(Supplied data)
start

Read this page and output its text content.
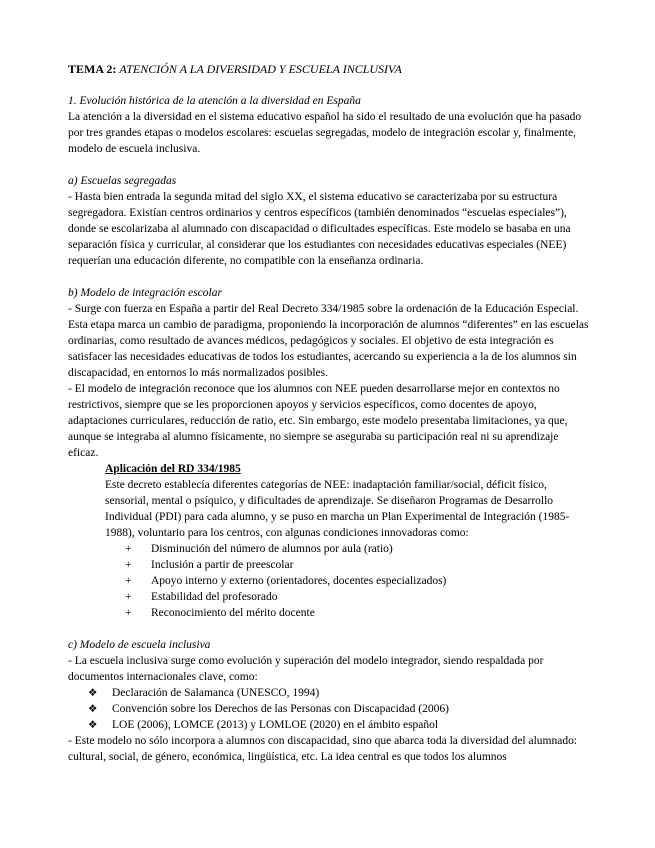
TEMA 2: ATENCIÓN A LA DIVERSIDAD Y ESCUELA INCLUSIVA

1. Evolución histórica de la atención a la diversidad en España

La atención a la diversidad en el sistema educativo español ha sido el resultado de una evolución que ha pasado por tres grandes etapas o modelos escolares: escuelas segregadas, modelo de integración escolar y, finalmente, modelo de escuela inclusiva.

a) Escuelas segregadas

- Hasta bien entrada la segunda mitad del siglo XX, el sistema educativo se caracterizaba por su estructura segregadora. Existían centros ordinarios y centros específicos (también denominados “escuelas especiales”), donde se escolarizaba al alumnado con discapacidad o dificultades específicas. Este modelo se basaba en una separación física y curricular, al considerar que los estudiantes con necesidades educativas especiales (NEE) requerían una educación diferente, no compatible con la enseñanza ordinaria.

b) Modelo de integración escolar

- Surge con fuerza en España a partir del Real Decreto 334/1985 sobre la ordenación de la Educación Especial. Esta etapa marca un cambio de paradigma, proponiendo la incorporación de alumnos “diferentes” en las escuelas ordinarias, como resultado de avances médicos, pedagógicos y sociales. El objetivo de esta integración es satisfacer las necesidades educativas de todos los estudiantes, acercando su experiencia a la de los alumnos sin discapacidad, en entornos lo más normalizados posibles.

- El modelo de integración reconoce que los alumnos con NEE pueden desarrollarse mejor en contextos no restrictivos, siempre que se les proporcionen apoyos y servicios específicos, como docentes de apoyo, adaptaciones curriculares, reducción de ratio, etc. Sin embargo, este modelo presentaba limitaciones, ya que, aunque se integraba al alumno físicamente, no siempre se aseguraba su participación real ni su aprendizaje eficaz.

Aplicación del RD 334/1985

Este decreto establecía diferentes categorías de NEE: inadaptación familiar/social, déficit físico, sensorial, mental o psíquico, y dificultades de aprendizaje. Se diseñaron Programas de Desarrollo Individual (PDI) para cada alumno, y se puso en marcha un Plan Experimental de Integración (1985-1988), voluntario para los centros, con algunas condiciones innovadoras como:

+	Disminución del número de alumnos por aula (ratio)
+	Inclusión a partir de preescolar
+	Apoyo interno y externo (orientadores, docentes especializados)
+	Estabilidad del profesorado
+	Reconocimiento del mérito docente

c) Modelo de escuela inclusiva

- La escuela inclusiva surge como evolución y superación del modelo integrador, siendo respaldada por documentos internacionales clave, como:

❖	Declaración de Salamanca (UNESCO, 1994)
❖	Convención sobre los Derechos de las Personas con Discapacidad (2006)
❖	LOE (2006), LOMCE (2013) y LOMLOE (2020) en el ámbito español

- Este modelo no sólo incorpora a alumnos con discapacidad, sino que abarca toda la diversidad del alumnado: cultural, social, de género, económica, lingüística, etc. La idea central es que todos los alumnos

end

(Challenge)
Copy out all of the data word for word. Do not carry over any picture.

(Exercise result)
Read this page and output its text content.
TEMA 2: ATENCIÓN A LA DIVERSIDAD Y ESCUELA INCLUSIVA

1. Evolución histórica de la atención a la diversidad en España

La atención a la diversidad en el sistema educativo español ha sido el resultado de una evolución que ha pasado por tres grandes etapas o modelos escolares: escuelas segregadas, modelo de integración escolar y, finalmente, modelo de escuela inclusiva.

a) Escuelas segregadas

- Hasta bien entrada la segunda mitad del siglo XX, el sistema educativo se caracterizaba por su estructura segregadora. Existían centros ordinarios y centros específicos (también denominados “escuelas especiales”), donde se escolarizaba al alumnado con discapacidad o dificultades específicas. Este modelo se basaba en una separación física y curricular, al considerar que los estudiantes con necesidades educativas especiales (NEE) requerían una educación diferente, no compatible con la enseñanza ordinaria.

b) Modelo de integración escolar

- Surge con fuerza en España a partir del Real Decreto 334/1985 sobre la ordenación de la Educación Especial. Esta etapa marca un cambio de paradigma, proponiendo la incorporación de alumnos “diferentes” en las escuelas ordinarias, como resultado de avances médicos, pedagógicos y sociales. El objetivo de esta integración es satisfacer las necesidades educativas de todos los estudiantes, acercando su experiencia a la de los alumnos sin discapacidad, en entornos lo más normalizados posibles.

- El modelo de integración reconoce que los alumnos con NEE pueden desarrollarse mejor en contextos no restrictivos, siempre que se les proporcionen apoyos y servicios específicos, como docentes de apoyo, adaptaciones curriculares, reducción de ratio, etc. Sin embargo, este modelo presentaba limitaciones, ya que, aunque se integraba al alumno físicamente, no siempre se aseguraba su participación real ni su aprendizaje eficaz.

Aplicación del RD 334/1985

Este decreto establecía diferentes categorías de NEE: inadaptación familiar/social, déficit físico, sensorial, mental o psíquico, y dificultades de aprendizaje. Se diseñaron Programas de Desarrollo Individual (PDI) para cada alumno, y se puso en marcha un Plan Experimental de Integración (1985-1988), voluntario para los centros, con algunas condiciones innovadoras como:

+	Disminución del número de alumnos por aula (ratio)
+	Inclusión a partir de preescolar
+	Apoyo interno y externo (orientadores, docentes especializados)
+	Estabilidad del profesorado
+	Reconocimiento del mérito docente

c) Modelo de escuela inclusiva

- La escuela inclusiva surge como evolución y superación del modelo integrador, siendo respaldada por documentos internacionales clave, como:

❖	Declaración de Salamanca (UNESCO, 1994)
❖	Convención sobre los Derechos de las Personas con Discapacidad (2006)
❖	LOE (2006), LOMCE (2013) y LOMLOE (2020) en el ámbito español

- Este modelo no sólo incorpora a alumnos con discapacidad, sino que abarca toda la diversidad del alumnado: cultural, social, de género, económica, lingüística, etc. La idea central es que todos los alumnos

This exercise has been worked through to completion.